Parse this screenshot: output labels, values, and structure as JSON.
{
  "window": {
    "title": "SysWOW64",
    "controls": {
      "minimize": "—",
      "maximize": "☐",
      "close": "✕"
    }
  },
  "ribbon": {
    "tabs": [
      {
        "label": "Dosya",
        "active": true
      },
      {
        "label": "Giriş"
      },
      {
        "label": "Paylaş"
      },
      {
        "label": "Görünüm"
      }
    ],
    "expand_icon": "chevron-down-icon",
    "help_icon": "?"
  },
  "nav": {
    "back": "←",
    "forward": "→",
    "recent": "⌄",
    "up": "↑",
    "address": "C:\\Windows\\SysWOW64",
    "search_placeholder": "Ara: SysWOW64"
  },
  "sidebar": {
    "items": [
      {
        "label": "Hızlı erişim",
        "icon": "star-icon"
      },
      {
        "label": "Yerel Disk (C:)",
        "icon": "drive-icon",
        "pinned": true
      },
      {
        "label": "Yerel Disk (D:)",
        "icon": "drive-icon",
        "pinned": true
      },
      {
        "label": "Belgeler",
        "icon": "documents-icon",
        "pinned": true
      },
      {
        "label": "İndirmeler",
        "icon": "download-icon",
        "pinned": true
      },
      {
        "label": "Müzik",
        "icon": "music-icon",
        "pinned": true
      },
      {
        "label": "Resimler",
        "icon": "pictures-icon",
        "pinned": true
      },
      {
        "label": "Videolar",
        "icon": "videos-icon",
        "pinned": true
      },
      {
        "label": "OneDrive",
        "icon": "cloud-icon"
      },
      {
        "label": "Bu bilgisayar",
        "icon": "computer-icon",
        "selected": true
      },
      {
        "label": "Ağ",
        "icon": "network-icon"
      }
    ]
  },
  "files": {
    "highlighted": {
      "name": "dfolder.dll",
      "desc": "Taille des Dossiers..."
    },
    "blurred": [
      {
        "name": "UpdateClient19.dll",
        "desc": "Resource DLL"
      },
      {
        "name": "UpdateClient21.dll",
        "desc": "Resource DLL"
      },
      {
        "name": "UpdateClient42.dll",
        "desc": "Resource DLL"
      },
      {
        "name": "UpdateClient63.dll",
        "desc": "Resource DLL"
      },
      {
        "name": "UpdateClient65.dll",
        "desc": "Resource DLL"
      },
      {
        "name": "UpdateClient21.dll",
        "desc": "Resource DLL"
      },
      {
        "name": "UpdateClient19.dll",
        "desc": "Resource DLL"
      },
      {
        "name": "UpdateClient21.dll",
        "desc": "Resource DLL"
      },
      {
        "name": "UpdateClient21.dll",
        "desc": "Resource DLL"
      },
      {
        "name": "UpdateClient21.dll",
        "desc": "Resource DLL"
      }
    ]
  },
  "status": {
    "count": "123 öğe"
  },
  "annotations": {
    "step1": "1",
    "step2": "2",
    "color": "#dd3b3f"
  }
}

# Task prompt:
Print all the data exactly.

# Completed exercise:
Parse this screenshot: output labels, values, and structure as JSON.
{
  "window": {
    "title": "SysWOW64",
    "controls": {
      "minimize": "—",
      "maximize": "☐",
      "close": "✕"
    }
  },
  "ribbon": {
    "tabs": [
      {
        "label": "Dosya",
        "active": true
      },
      {
        "label": "Giriş"
      },
      {
        "label": "Paylaş"
      },
      {
        "label": "Görünüm"
      }
    ],
    "expand_icon": "chevron-down-icon",
    "help_icon": "?"
  },
  "nav": {
    "back": "←",
    "forward": "→",
    "recent": "⌄",
    "up": "↑",
    "address": "C:\\Windows\\SysWOW64",
    "search_placeholder": "Ara: SysWOW64"
  },
  "sidebar": {
    "items": [
      {
        "label": "Hızlı erişim",
        "icon": "star-icon"
      },
      {
        "label": "Yerel Disk (C:)",
        "icon": "drive-icon",
        "pinned": true
      },
      {
        "label": "Yerel Disk (D:)",
        "icon": "drive-icon",
        "pinned": true
      },
      {
        "label": "Belgeler",
        "icon": "documents-icon",
        "pinned": true
      },
      {
        "label": "İndirmeler",
        "icon": "download-icon",
        "pinned": true
      },
      {
        "label": "Müzik",
        "icon": "music-icon",
        "pinned": true
      },
      {
        "label": "Resimler",
        "icon": "pictures-icon",
        "pinned": true
      },
      {
        "label": "Videolar",
        "icon": "videos-icon",
        "pinned": true
      },
      {
        "label": "OneDrive",
        "icon": "cloud-icon"
      },
      {
        "label": "Bu bilgisayar",
        "icon": "computer-icon",
        "selected": true
      },
      {
        "label": "Ağ",
        "icon": "network-icon"
      }
    ]
  },
  "files": {
    "highlighted": {
      "name": "dfolder.dll",
      "desc": "Taille des Dossiers..."
    },
    "blurred": [
      {
        "name": "UpdateClient19.dll",
        "desc": "Resource DLL"
      },
      {
        "name": "UpdateClient21.dll",
        "desc": "Resource DLL"
      },
      {
        "name": "UpdateClient42.dll",
        "desc": "Resource DLL"
      },
      {
        "name": "UpdateClient63.dll",
        "desc": "Resource DLL"
      },
      {
        "name": "UpdateClient65.dll",
        "desc": "Resource DLL"
      },
      {
        "name": "UpdateClient21.dll",
        "desc": "Resource DLL"
      },
      {
        "name": "UpdateClient19.dll",
        "desc": "Resource DLL"
      },
      {
        "name": "UpdateClient21.dll",
        "desc": "Resource DLL"
      },
      {
        "name": "UpdateClient21.dll",
        "desc": "Resource DLL"
      },
      {
        "name": "UpdateClient21.dll",
        "desc": "Resource DLL"
      }
    ]
  },
  "status": {
    "count": "123 öğe"
  },
  "annotations": {
    "step1": "1",
    "step2": "2",
    "color": "#dd3b3f"
  }
}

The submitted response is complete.